======== Given records ========
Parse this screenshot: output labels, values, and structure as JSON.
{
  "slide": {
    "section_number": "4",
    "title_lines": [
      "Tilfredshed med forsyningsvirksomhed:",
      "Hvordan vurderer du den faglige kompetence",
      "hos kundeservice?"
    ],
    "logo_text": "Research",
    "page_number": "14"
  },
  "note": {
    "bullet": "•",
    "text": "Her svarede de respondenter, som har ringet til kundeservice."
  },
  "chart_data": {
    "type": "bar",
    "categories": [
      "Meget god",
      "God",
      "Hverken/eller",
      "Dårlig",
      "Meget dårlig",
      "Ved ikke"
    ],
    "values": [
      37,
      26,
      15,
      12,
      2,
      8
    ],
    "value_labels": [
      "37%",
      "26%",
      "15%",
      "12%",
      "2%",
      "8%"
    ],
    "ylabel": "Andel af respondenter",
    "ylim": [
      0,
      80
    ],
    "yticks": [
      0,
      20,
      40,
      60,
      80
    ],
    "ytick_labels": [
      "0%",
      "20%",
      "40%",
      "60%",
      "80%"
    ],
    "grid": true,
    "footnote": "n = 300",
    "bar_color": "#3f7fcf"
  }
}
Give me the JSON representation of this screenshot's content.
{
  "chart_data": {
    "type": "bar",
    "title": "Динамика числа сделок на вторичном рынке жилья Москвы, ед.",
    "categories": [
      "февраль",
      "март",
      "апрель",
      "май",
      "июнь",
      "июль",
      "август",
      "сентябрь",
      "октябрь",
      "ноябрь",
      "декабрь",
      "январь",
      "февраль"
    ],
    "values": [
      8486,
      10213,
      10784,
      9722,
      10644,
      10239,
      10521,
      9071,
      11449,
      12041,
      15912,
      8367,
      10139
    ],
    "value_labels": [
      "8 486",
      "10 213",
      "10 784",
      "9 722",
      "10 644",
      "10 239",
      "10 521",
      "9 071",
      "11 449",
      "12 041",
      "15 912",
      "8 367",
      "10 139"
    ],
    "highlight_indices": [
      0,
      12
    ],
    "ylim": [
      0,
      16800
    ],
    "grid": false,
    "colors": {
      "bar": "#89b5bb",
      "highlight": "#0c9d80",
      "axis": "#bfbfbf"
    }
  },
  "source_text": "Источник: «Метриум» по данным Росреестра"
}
========
Exercise brief: Count each line above in which the string "screenshot" appears, then state only the total.

Full solution: 2